(Extracted data entries)

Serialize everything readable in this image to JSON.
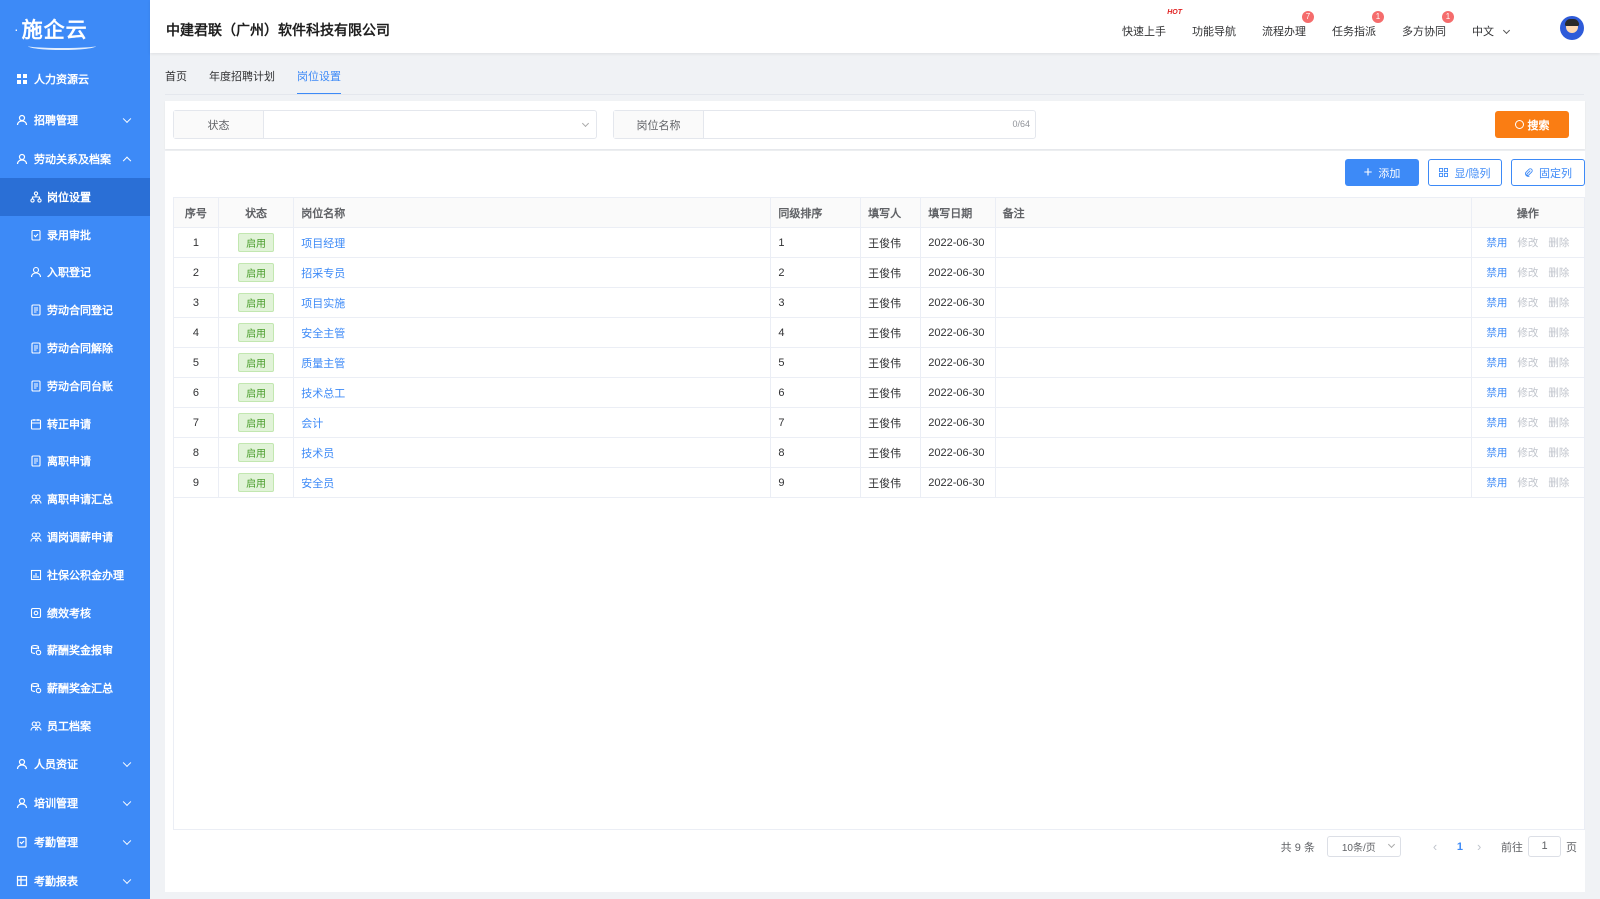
{
  "sidebar": {
    "logo": "施企云",
    "top_item": "人力资源云",
    "groups": [
      {
        "label": "招聘管理"
      },
      {
        "label": "劳动关系及档案"
      }
    ],
    "sub_items": [
      {
        "label": "岗位设置",
        "icon": "hierarchy-icon"
      },
      {
        "label": "录用审批",
        "icon": "clipboard-check-icon"
      },
      {
        "label": "入职登记",
        "icon": "user-icon"
      },
      {
        "label": "劳动合同登记",
        "icon": "document-icon"
      },
      {
        "label": "劳动合同解除",
        "icon": "document-icon"
      },
      {
        "label": "劳动合同台账",
        "icon": "document-icon"
      },
      {
        "label": "转正申请",
        "icon": "calendar-icon"
      },
      {
        "label": "离职申请",
        "icon": "document-icon"
      },
      {
        "label": "离职申请汇总",
        "icon": "users-icon"
      },
      {
        "label": "调岗调薪申请",
        "icon": "users-icon"
      },
      {
        "label": "社保公积金办理",
        "icon": "chart-icon"
      },
      {
        "label": "绩效考核",
        "icon": "eye-icon"
      },
      {
        "label": "薪酬奖金报审",
        "icon": "coins-icon"
      },
      {
        "label": "薪酬奖金汇总",
        "icon": "coins-icon"
      },
      {
        "label": "员工档案",
        "icon": "users-icon"
      }
    ],
    "bottom_groups": [
      {
        "label": "人员资证"
      },
      {
        "label": "培训管理"
      },
      {
        "label": "考勤管理"
      },
      {
        "label": "考勤报表"
      }
    ]
  },
  "header": {
    "company": "中建君联（广州）软件科技有限公司",
    "nav": [
      {
        "label": "快速上手",
        "hot": "HOT"
      },
      {
        "label": "功能导航"
      },
      {
        "label": "流程办理",
        "badge": "7"
      },
      {
        "label": "任务指派",
        "badge": "1"
      },
      {
        "label": "多方协同",
        "badge": "1"
      }
    ],
    "language": "中文"
  },
  "tabs": [
    "首页",
    "年度招聘计划",
    "岗位设置"
  ],
  "filter": {
    "status_label": "状态",
    "status_value": "",
    "name_label": "岗位名称",
    "name_value": "",
    "name_count": "0/64",
    "search_label": "搜索"
  },
  "toolbar": {
    "add_label": "添加",
    "toggle_label": "显/隐列",
    "pin_label": "固定列"
  },
  "table": {
    "columns": [
      "序号",
      "状态",
      "岗位名称",
      "同级排序",
      "填写人",
      "填写日期",
      "备注",
      "操作"
    ],
    "rows": [
      {
        "no": "1",
        "status": "启用",
        "name": "项目经理",
        "order": "1",
        "author": "王俊伟",
        "date": "2022-06-30",
        "note": ""
      },
      {
        "no": "2",
        "status": "启用",
        "name": "招采专员",
        "order": "2",
        "author": "王俊伟",
        "date": "2022-06-30",
        "note": ""
      },
      {
        "no": "3",
        "status": "启用",
        "name": "项目实施",
        "order": "3",
        "author": "王俊伟",
        "date": "2022-06-30",
        "note": ""
      },
      {
        "no": "4",
        "status": "启用",
        "name": "安全主管",
        "order": "4",
        "author": "王俊伟",
        "date": "2022-06-30",
        "note": ""
      },
      {
        "no": "5",
        "status": "启用",
        "name": "质量主管",
        "order": "5",
        "author": "王俊伟",
        "date": "2022-06-30",
        "note": ""
      },
      {
        "no": "6",
        "status": "启用",
        "name": "技术总工",
        "order": "6",
        "author": "王俊伟",
        "date": "2022-06-30",
        "note": ""
      },
      {
        "no": "7",
        "status": "启用",
        "name": "会计",
        "order": "7",
        "author": "王俊伟",
        "date": "2022-06-30",
        "note": ""
      },
      {
        "no": "8",
        "status": "启用",
        "name": "技术员",
        "order": "8",
        "author": "王俊伟",
        "date": "2022-06-30",
        "note": ""
      },
      {
        "no": "9",
        "status": "启用",
        "name": "安全员",
        "order": "9",
        "author": "王俊伟",
        "date": "2022-06-30",
        "note": ""
      }
    ],
    "actions": [
      "禁用",
      "修改",
      "删除"
    ]
  },
  "pagination": {
    "total": "共 9 条",
    "page_size": "10条/页",
    "current": "1",
    "goto_label": "前往",
    "goto_value": "1",
    "page_unit": "页"
  },
  "colors": {
    "sidebar": "#3d8af7",
    "sidebar_active": "#2a6fd6",
    "accent": "#3d8af7",
    "search": "#fa7d13",
    "badge": "#f56c6c"
  }
}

Task directions: Reproduce each line exactly, please, except for any pictures.

Written solution:
Serialize everything readable in this image to JSON.
{
  "sidebar": {
    "logo": "施企云",
    "top_item": "人力资源云",
    "groups": [
      {
        "label": "招聘管理"
      },
      {
        "label": "劳动关系及档案"
      }
    ],
    "sub_items": [
      {
        "label": "岗位设置",
        "icon": "hierarchy-icon"
      },
      {
        "label": "录用审批",
        "icon": "clipboard-check-icon"
      },
      {
        "label": "入职登记",
        "icon": "user-icon"
      },
      {
        "label": "劳动合同登记",
        "icon": "document-icon"
      },
      {
        "label": "劳动合同解除",
        "icon": "document-icon"
      },
      {
        "label": "劳动合同台账",
        "icon": "document-icon"
      },
      {
        "label": "转正申请",
        "icon": "calendar-icon"
      },
      {
        "label": "离职申请",
        "icon": "document-icon"
      },
      {
        "label": "离职申请汇总",
        "icon": "users-icon"
      },
      {
        "label": "调岗调薪申请",
        "icon": "users-icon"
      },
      {
        "label": "社保公积金办理",
        "icon": "chart-icon"
      },
      {
        "label": "绩效考核",
        "icon": "eye-icon"
      },
      {
        "label": "薪酬奖金报审",
        "icon": "coins-icon"
      },
      {
        "label": "薪酬奖金汇总",
        "icon": "coins-icon"
      },
      {
        "label": "员工档案",
        "icon": "users-icon"
      }
    ],
    "bottom_groups": [
      {
        "label": "人员资证"
      },
      {
        "label": "培训管理"
      },
      {
        "label": "考勤管理"
      },
      {
        "label": "考勤报表"
      }
    ]
  },
  "header": {
    "company": "中建君联（广州）软件科技有限公司",
    "nav": [
      {
        "label": "快速上手",
        "hot": "HOT"
      },
      {
        "label": "功能导航"
      },
      {
        "label": "流程办理",
        "badge": "7"
      },
      {
        "label": "任务指派",
        "badge": "1"
      },
      {
        "label": "多方协同",
        "badge": "1"
      }
    ],
    "language": "中文"
  },
  "tabs": [
    "首页",
    "年度招聘计划",
    "岗位设置"
  ],
  "filter": {
    "status_label": "状态",
    "status_value": "",
    "name_label": "岗位名称",
    "name_value": "",
    "name_count": "0/64",
    "search_label": "搜索"
  },
  "toolbar": {
    "add_label": "添加",
    "toggle_label": "显/隐列",
    "pin_label": "固定列"
  },
  "table": {
    "columns": [
      "序号",
      "状态",
      "岗位名称",
      "同级排序",
      "填写人",
      "填写日期",
      "备注",
      "操作"
    ],
    "rows": [
      {
        "no": "1",
        "status": "启用",
        "name": "项目经理",
        "order": "1",
        "author": "王俊伟",
        "date": "2022-06-30",
        "note": ""
      },
      {
        "no": "2",
        "status": "启用",
        "name": "招采专员",
        "order": "2",
        "author": "王俊伟",
        "date": "2022-06-30",
        "note": ""
      },
      {
        "no": "3",
        "status": "启用",
        "name": "项目实施",
        "order": "3",
        "author": "王俊伟",
        "date": "2022-06-30",
        "note": ""
      },
      {
        "no": "4",
        "status": "启用",
        "name": "安全主管",
        "order": "4",
        "author": "王俊伟",
        "date": "2022-06-30",
        "note": ""
      },
      {
        "no": "5",
        "status": "启用",
        "name": "质量主管",
        "order": "5",
        "author": "王俊伟",
        "date": "2022-06-30",
        "note": ""
      },
      {
        "no": "6",
        "status": "启用",
        "name": "技术总工",
        "order": "6",
        "author": "王俊伟",
        "date": "2022-06-30",
        "note": ""
      },
      {
        "no": "7",
        "status": "启用",
        "name": "会计",
        "order": "7",
        "author": "王俊伟",
        "date": "2022-06-30",
        "note": ""
      },
      {
        "no": "8",
        "status": "启用",
        "name": "技术员",
        "order": "8",
        "author": "王俊伟",
        "date": "2022-06-30",
        "note": ""
      },
      {
        "no": "9",
        "status": "启用",
        "name": "安全员",
        "order": "9",
        "author": "王俊伟",
        "date": "2022-06-30",
        "note": ""
      }
    ],
    "actions": [
      "禁用",
      "修改",
      "删除"
    ]
  },
  "pagination": {
    "total": "共 9 条",
    "page_size": "10条/页",
    "current": "1",
    "goto_label": "前往",
    "goto_value": "1",
    "page_unit": "页"
  },
  "colors": {
    "sidebar": "#3d8af7",
    "sidebar_active": "#2a6fd6",
    "accent": "#3d8af7",
    "search": "#fa7d13",
    "badge": "#f56c6c"
  }
}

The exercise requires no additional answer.